REQUIRED TASK: Write out every record in full, exactly as written, please.
####################
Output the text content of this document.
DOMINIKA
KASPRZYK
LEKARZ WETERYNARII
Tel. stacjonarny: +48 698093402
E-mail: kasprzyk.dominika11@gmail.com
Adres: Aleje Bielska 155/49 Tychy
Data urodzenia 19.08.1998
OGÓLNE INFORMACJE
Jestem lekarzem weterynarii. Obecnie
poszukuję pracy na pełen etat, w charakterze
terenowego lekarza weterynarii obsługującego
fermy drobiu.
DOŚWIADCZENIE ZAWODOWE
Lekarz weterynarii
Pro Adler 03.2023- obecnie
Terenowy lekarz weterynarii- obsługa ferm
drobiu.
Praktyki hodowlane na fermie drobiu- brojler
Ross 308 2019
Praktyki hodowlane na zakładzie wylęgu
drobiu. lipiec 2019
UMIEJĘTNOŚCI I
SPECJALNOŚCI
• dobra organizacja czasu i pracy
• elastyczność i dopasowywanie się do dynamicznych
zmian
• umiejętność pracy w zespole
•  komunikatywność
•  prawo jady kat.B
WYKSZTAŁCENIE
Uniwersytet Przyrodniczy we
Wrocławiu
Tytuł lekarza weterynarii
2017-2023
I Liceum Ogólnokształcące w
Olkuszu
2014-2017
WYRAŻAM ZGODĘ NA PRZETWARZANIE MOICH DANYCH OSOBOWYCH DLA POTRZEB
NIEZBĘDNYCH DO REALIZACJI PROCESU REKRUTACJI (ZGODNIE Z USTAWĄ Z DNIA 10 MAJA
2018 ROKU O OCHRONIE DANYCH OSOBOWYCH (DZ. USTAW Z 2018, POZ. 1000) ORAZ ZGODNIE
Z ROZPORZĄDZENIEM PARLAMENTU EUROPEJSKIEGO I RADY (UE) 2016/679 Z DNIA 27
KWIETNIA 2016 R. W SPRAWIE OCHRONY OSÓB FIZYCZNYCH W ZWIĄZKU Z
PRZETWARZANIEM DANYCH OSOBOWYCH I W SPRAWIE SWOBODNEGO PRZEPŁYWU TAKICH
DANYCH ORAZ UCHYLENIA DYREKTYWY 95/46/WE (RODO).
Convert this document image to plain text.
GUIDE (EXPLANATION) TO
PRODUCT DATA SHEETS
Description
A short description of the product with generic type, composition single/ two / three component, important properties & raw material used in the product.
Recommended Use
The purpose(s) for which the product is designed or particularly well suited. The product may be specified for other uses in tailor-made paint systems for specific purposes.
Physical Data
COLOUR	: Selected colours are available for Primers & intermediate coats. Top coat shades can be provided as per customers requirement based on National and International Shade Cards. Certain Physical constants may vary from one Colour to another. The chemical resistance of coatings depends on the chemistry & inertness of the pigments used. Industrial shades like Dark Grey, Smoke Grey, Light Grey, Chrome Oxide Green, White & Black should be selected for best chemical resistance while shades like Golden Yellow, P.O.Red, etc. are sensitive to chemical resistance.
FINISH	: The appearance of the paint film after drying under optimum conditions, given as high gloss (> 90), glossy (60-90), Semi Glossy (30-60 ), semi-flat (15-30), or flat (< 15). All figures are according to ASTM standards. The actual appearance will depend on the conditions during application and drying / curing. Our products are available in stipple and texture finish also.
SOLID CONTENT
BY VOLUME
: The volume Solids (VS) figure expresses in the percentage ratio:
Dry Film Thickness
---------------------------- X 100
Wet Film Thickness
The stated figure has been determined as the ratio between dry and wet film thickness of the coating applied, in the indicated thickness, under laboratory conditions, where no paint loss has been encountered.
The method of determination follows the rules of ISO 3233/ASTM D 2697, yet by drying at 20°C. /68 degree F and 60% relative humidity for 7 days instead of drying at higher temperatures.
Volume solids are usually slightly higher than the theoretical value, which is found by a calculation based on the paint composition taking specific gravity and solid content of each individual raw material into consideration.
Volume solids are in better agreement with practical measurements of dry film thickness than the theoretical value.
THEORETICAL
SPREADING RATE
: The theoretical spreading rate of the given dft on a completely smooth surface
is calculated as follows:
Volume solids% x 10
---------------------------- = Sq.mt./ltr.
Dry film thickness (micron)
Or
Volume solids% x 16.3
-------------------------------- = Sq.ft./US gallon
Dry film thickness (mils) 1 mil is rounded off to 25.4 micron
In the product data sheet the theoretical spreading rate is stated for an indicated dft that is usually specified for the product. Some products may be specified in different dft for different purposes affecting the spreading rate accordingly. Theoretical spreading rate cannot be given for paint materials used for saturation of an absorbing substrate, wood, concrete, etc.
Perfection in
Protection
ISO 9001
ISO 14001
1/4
####################
TASK OUTPUT:
Output the text content of this document.
DOMINIKA
KASPRZYK
LEKARZ WETERYNARII
Tel. stacjonarny: +48 698093402
E-mail: kasprzyk.dominika11@gmail.com
Adres: Aleje Bielska 155/49 Tychy
Data urodzenia 19.08.1998
OGÓLNE INFORMACJE
Jestem lekarzem weterynarii. Obecnie
poszukuję pracy na pełen etat, w charakterze
terenowego lekarza weterynarii obsługującego
fermy drobiu.
DOŚWIADCZENIE ZAWODOWE
Lekarz weterynarii
Pro Adler 03.2023- obecnie
Terenowy lekarz weterynarii- obsługa ferm
drobiu.
Praktyki hodowlane na fermie drobiu- brojler
Ross 308 2019
Praktyki hodowlane na zakładzie wylęgu
drobiu. lipiec 2019
UMIEJĘTNOŚCI I
SPECJALNOŚCI
• dobra organizacja czasu i pracy
• elastyczność i dopasowywanie się do dynamicznych
zmian
• umiejętność pracy w zespole
•  komunikatywność
•  prawo jady kat.B
WYKSZTAŁCENIE
Uniwersytet Przyrodniczy we
Wrocławiu
Tytuł lekarza weterynarii
2017-2023
I Liceum Ogólnokształcące w
Olkuszu
2014-2017
WYRAŻAM ZGODĘ NA PRZETWARZANIE MOICH DANYCH OSOBOWYCH DLA POTRZEB
NIEZBĘDNYCH DO REALIZACJI PROCESU REKRUTACJI (ZGODNIE Z USTAWĄ Z DNIA 10 MAJA
2018 ROKU O OCHRONIE DANYCH OSOBOWYCH (DZ. USTAW Z 2018, POZ. 1000) ORAZ ZGODNIE
Z ROZPORZĄDZENIEM PARLAMENTU EUROPEJSKIEGO I RADY (UE) 2016/679 Z DNIA 27
KWIETNIA 2016 R. W SPRAWIE OCHRONY OSÓB FIZYCZNYCH W ZWIĄZKU Z
PRZETWARZANIEM DANYCH OSOBOWYCH I W SPRAWIE SWOBODNEGO PRZEPŁYWU TAKICH
DANYCH ORAZ UCHYLENIA DYREKTYWY 95/46/WE (RODO).
Convert this document image to plain text.
GUIDE (EXPLANATION) TO
PRODUCT DATA SHEETS
Description
A short description of the product with generic type, composition single/ two / three component, important properties & raw material used in the product.
Recommended Use
The purpose(s) for which the product is designed or particularly well suited. The product may be specified for other uses in tailor-made paint systems for specific purposes.
Physical Data
COLOUR	: Selected colours are available for Primers & intermediate coats. Top coat shades can be provided as per customers requirement based on National and International Shade Cards. Certain Physical constants may vary from one Colour to another. The chemical resistance of coatings depends on the chemistry & inertness of the pigments used. Industrial shades like Dark Grey, Smoke Grey, Light Grey, Chrome Oxide Green, White & Black should be selected for best chemical resistance while shades like Golden Yellow, P.O.Red, etc. are sensitive to chemical resistance.
FINISH	: The appearance of the paint film after drying under optimum conditions, given as high gloss (> 90), glossy (60-90), Semi Glossy (30-60 ), semi-flat (15-30), or flat (< 15). All figures are according to ASTM standards. The actual appearance will depend on the conditions during application and drying / curing. Our products are available in stipple and texture finish also.
SOLID CONTENT
BY VOLUME
: The volume Solids (VS) figure expresses in the percentage ratio:
Dry Film Thickness
---------------------------- X 100
Wet Film Thickness
The stated figure has been determined as the ratio between dry and wet film thickness of the coating applied, in the indicated thickness, under laboratory conditions, where no paint loss has been encountered.
The method of determination follows the rules of ISO 3233/ASTM D 2697, yet by drying at 20°C. /68 degree F and 60% relative humidity for 7 days instead of drying at higher temperatures.
Volume solids are usually slightly higher than the theoretical value, which is found by a calculation based on the paint composition taking specific gravity and solid content of each individual raw material into consideration.
Volume solids are in better agreement with practical measurements of dry film thickness than the theoretical value.
THEORETICAL
SPREADING RATE
: The theoretical spreading rate of the given dft on a completely smooth surface
is calculated as follows:
Volume solids% x 10
---------------------------- = Sq.mt./ltr.
Dry film thickness (micron)
Or
Volume solids% x 16.3
-------------------------------- = Sq.ft./US gallon
Dry film thickness (mils) 1 mil is rounded off to 25.4 micron
In the product data sheet the theoretical spreading rate is stated for an indicated dft that is usually specified for the product. Some products may be specified in different dft for different purposes affecting the spreading rate accordingly. Theoretical spreading rate cannot be given for paint materials used for saturation of an absorbing substrate, wood, concrete, etc.
Perfection in
Protection
ISO 9001
ISO 14001
1/4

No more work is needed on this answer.